• [YOUR GOAL] From the post comparing neighbour-nets and PCA graphs, transcribe word for word the passage that starts at "Distance matrices offer" and stops after "et al. (2016).".

• [TEXT UNDER STUDY]
::::::::::
Comparing neighbour-nets and PCA graphs – the example of Mediterranean oaks


Distance matrices offer many avenues for exploring data. A common method is Principal Component Analysis (PCA). A much less common method is the use of Neighbour-nets. We have previously compared PCA and Neighbor-nets using theoretical data. In this post, I'll compare a PCA graph and the corresponding Neighbour-net using some empirical data.

Genetic differentiation in Mediterranean oaks

In the paper by Vitelli et al. (2017), we explored the phylogeographic structuring of a group of Mediterranean oak species. The species represented the westernmost populations of one of the main Eurasian oak lineages: the evergreen Quercus section Ilex ("Ilex oaks"; see Denk et al. 2017 for an up-to-date classification of oaks; see also this figshare-spread-sheet). It was a follow-up study to the one by Simeone et al. (2016).
::::::::::
• [EXTRACTED INFORMATION]
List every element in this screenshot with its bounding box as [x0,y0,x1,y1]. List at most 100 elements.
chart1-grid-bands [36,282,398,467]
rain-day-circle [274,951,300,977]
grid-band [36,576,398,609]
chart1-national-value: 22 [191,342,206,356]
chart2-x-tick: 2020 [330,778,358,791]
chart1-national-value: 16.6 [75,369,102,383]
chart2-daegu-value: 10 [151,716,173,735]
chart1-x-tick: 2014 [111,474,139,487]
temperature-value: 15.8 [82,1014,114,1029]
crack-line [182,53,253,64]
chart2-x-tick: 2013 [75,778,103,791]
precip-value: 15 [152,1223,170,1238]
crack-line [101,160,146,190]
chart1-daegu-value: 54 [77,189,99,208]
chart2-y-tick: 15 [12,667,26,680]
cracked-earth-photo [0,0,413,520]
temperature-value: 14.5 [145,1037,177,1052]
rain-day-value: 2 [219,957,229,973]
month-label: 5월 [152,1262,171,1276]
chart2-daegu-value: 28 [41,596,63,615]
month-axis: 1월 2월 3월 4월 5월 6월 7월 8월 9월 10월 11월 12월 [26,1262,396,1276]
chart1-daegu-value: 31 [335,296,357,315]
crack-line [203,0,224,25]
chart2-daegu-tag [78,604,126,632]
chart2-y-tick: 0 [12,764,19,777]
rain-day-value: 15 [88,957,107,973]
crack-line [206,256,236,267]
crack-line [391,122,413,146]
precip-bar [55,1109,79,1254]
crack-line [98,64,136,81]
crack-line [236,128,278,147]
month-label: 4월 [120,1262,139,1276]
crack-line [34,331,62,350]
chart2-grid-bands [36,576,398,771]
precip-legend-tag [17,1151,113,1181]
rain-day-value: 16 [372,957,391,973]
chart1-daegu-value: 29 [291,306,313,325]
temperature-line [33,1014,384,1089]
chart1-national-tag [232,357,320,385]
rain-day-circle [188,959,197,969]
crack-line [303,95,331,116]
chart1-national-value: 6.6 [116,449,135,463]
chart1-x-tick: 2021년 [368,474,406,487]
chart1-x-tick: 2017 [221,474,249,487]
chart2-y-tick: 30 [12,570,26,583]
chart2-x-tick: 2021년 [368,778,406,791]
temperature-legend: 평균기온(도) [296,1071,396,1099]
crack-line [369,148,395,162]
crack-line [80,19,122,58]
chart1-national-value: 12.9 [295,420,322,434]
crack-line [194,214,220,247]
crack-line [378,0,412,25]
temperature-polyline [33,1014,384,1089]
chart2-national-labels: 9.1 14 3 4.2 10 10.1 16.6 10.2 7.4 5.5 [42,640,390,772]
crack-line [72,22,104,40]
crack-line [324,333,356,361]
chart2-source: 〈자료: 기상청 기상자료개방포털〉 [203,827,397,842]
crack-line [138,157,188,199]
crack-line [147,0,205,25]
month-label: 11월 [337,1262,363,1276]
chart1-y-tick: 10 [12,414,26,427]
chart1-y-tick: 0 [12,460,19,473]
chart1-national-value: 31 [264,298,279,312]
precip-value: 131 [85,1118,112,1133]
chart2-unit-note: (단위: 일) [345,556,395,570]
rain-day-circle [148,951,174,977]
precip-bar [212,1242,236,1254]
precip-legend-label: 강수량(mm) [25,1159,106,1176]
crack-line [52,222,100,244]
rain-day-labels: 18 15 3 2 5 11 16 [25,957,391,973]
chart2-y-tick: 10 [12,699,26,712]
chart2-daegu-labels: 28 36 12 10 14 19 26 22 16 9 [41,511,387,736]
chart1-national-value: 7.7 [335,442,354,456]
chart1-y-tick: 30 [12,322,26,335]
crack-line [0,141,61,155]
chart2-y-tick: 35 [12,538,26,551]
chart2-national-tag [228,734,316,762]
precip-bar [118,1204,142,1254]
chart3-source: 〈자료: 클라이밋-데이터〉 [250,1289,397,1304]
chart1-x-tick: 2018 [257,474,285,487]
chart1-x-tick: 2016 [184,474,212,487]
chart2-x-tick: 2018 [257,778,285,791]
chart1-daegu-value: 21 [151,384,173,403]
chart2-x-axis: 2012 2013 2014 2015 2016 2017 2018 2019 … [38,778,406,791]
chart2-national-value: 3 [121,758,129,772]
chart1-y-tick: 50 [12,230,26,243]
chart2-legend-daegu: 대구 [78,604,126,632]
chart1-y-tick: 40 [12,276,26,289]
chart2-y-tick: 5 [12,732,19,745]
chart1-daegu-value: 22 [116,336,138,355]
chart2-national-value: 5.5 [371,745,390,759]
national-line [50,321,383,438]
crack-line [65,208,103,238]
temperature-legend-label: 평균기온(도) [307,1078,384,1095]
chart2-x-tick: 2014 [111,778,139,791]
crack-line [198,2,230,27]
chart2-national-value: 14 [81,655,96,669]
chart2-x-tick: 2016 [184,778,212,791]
::::::::::
• [ANSWER SECTION]
Distance matrices offer many avenues for exploring data. A common method is Principal Component Analysis (PCA). A much less common method is the use of Neighbour-nets. We have previously compared PCA and Neighbor-nets using theoretical data. In this post, I'll compare a PCA graph and the corresponding Neighbour-net using some empirical data.

Genetic differentiation in Mediterranean oaks

In the paper by Vitelli et al. (2017), we explored the phylogeographic structuring of a group of Mediterranean oak species. The species represented the westernmost populations of one of the main Eurasian oak lineages: the evergreen Quercus section Ilex ("Ilex oaks"; see Denk et al. 2017 for an up-to-date classification of oaks; see also this figshare-spread-sheet). It was a follow-up study to the one by Simeone et al. (2016).